Records from a data collection
[start]
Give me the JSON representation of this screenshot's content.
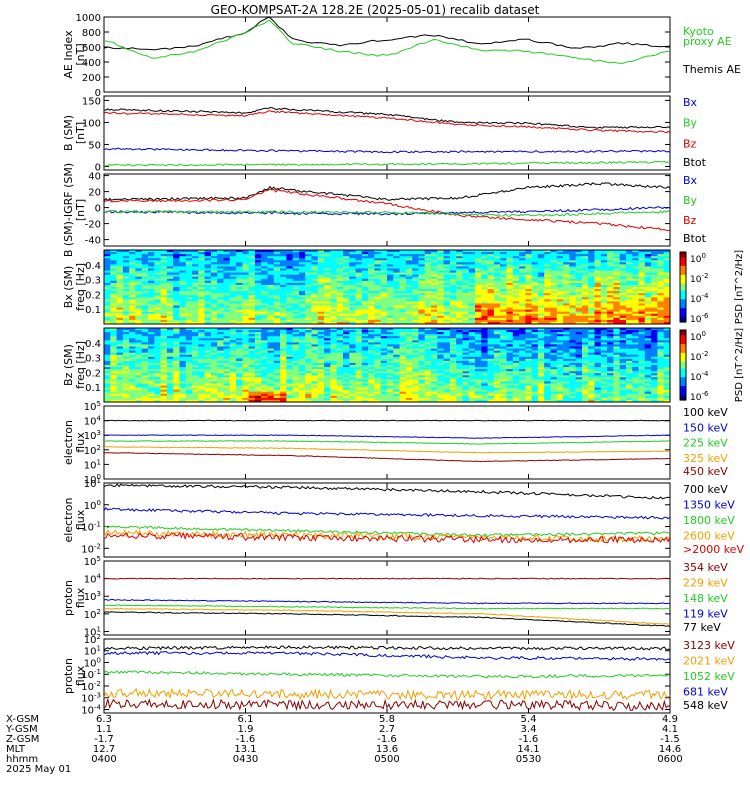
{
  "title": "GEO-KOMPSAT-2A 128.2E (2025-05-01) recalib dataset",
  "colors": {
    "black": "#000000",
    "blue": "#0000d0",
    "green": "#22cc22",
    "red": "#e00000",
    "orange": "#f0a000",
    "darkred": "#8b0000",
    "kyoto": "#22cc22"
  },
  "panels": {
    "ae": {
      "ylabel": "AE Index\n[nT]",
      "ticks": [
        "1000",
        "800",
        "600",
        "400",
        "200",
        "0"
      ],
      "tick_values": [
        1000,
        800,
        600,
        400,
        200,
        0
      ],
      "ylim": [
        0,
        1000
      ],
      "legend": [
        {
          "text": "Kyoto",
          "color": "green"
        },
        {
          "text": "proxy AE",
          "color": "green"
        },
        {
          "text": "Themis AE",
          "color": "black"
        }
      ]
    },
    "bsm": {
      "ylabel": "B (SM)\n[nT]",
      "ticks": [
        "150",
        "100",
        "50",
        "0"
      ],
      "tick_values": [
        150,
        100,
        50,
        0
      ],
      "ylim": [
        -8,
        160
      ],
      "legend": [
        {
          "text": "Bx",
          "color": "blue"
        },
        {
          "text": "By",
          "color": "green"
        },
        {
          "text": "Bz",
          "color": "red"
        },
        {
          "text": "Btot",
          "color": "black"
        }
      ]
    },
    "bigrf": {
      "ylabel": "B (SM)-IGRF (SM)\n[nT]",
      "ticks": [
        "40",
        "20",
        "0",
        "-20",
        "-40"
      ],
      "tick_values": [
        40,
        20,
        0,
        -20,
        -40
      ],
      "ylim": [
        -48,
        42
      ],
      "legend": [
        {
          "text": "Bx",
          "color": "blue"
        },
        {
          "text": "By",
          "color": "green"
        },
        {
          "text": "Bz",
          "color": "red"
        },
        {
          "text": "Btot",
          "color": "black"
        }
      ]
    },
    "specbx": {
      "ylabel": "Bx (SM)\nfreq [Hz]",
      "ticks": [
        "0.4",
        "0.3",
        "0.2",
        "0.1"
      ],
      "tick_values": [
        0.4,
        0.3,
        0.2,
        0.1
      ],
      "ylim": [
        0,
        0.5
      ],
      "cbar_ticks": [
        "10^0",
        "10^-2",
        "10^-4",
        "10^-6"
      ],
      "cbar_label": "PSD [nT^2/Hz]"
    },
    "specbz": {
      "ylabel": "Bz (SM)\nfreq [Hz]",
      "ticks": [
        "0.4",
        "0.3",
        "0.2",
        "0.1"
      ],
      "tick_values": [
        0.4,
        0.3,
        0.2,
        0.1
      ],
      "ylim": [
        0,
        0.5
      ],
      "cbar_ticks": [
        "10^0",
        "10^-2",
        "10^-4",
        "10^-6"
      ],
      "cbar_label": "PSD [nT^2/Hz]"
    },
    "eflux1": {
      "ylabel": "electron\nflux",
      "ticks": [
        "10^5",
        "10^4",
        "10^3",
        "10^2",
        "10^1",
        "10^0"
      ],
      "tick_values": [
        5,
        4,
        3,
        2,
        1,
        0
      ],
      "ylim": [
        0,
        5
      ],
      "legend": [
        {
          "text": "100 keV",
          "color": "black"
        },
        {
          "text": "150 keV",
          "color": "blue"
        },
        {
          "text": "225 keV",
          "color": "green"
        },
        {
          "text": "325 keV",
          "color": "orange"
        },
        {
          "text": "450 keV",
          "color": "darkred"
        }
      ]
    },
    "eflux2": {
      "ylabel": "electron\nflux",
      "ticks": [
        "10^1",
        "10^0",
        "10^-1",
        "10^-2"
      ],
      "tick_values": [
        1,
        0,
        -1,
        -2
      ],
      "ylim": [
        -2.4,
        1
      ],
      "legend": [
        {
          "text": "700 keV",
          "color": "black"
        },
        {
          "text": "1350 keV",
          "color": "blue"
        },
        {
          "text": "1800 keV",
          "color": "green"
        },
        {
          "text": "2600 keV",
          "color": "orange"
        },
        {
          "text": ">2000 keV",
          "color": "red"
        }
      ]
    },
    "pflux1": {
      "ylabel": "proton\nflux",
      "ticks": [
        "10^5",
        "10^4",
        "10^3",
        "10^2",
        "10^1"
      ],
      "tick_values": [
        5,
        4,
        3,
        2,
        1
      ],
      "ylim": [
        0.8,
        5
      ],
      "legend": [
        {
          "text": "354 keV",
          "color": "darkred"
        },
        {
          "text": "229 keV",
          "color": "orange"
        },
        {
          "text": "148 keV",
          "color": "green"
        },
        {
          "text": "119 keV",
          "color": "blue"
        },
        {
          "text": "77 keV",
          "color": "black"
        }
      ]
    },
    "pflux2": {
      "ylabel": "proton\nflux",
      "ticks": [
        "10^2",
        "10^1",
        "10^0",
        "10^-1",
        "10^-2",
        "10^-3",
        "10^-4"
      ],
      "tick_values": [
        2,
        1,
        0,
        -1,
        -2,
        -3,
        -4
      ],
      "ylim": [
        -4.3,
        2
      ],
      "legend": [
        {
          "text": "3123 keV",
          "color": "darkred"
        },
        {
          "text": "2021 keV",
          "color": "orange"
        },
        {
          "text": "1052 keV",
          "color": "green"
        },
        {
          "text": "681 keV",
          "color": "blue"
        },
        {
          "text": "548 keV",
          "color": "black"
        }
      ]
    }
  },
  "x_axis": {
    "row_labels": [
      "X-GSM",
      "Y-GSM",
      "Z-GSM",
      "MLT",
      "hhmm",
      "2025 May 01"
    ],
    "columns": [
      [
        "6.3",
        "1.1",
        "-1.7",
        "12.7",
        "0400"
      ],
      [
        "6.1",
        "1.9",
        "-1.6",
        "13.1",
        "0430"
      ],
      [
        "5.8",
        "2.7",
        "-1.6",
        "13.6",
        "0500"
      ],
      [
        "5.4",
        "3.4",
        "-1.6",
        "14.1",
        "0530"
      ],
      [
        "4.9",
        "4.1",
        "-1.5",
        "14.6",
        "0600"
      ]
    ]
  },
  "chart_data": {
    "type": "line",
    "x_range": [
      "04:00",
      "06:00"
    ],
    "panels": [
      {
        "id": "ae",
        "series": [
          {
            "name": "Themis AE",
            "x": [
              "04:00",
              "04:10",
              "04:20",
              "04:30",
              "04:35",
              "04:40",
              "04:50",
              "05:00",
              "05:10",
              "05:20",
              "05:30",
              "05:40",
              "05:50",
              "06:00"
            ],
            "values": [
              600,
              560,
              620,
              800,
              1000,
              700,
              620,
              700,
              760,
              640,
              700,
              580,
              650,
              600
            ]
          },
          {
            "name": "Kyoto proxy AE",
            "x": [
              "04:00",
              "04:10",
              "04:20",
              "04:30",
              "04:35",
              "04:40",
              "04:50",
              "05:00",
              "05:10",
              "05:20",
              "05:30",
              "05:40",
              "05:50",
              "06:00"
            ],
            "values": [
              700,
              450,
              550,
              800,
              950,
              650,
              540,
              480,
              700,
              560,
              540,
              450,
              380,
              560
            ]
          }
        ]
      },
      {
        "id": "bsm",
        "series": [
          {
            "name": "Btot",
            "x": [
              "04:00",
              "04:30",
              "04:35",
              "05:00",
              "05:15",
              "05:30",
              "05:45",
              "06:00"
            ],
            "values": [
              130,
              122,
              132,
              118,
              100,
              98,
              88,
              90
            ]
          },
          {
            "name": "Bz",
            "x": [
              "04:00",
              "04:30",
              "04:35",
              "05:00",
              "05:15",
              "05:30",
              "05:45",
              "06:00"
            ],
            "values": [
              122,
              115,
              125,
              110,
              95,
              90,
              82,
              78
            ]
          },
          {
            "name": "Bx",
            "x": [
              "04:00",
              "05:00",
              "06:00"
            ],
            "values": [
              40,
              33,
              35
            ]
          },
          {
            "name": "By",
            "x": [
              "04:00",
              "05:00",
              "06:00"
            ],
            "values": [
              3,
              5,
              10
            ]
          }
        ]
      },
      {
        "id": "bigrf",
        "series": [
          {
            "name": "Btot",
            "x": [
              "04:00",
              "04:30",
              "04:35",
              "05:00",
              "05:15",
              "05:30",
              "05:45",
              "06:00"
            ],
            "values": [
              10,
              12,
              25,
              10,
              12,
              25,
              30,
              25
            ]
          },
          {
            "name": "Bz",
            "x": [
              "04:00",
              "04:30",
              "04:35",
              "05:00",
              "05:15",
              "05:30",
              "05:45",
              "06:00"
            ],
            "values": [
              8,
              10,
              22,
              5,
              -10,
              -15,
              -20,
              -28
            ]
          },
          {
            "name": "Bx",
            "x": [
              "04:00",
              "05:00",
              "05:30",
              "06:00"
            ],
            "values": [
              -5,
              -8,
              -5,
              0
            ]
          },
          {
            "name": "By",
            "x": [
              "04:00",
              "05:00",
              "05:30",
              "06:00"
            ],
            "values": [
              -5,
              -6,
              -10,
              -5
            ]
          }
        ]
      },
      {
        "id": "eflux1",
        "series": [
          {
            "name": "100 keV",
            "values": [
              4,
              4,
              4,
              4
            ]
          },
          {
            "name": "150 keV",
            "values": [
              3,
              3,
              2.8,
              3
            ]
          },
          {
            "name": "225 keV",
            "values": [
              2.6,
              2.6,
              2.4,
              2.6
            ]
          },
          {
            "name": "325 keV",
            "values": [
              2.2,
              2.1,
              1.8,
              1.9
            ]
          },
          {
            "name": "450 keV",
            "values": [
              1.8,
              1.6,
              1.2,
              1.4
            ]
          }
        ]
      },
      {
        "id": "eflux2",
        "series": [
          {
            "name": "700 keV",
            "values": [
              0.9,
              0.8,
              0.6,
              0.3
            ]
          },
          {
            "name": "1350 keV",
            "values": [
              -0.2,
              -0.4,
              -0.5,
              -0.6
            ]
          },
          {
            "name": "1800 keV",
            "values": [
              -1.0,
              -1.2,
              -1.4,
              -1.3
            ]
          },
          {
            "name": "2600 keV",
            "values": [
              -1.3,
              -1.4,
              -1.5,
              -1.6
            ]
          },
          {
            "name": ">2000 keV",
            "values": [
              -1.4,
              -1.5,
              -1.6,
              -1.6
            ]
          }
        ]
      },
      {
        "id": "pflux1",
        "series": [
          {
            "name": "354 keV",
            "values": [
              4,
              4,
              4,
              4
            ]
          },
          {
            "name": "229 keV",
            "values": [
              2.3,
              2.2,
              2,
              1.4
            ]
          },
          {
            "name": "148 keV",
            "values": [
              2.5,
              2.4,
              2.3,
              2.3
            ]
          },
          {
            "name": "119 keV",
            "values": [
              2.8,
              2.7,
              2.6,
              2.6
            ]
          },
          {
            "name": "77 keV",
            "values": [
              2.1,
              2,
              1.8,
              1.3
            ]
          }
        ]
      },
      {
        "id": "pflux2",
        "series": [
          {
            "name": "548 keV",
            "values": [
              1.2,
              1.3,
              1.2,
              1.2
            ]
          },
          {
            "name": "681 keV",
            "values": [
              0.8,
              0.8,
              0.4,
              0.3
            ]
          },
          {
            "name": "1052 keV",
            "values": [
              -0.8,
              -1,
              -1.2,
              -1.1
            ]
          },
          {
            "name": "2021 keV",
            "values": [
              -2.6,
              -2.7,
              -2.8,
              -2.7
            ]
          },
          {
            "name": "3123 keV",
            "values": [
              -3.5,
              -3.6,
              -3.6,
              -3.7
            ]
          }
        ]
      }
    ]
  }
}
[end]
◆ TASK GOAL ◆
In the listing, find every line with the word "ylabel" and state how many there are, nothing more.

◆ EXERCISE RESPONSE ◆
9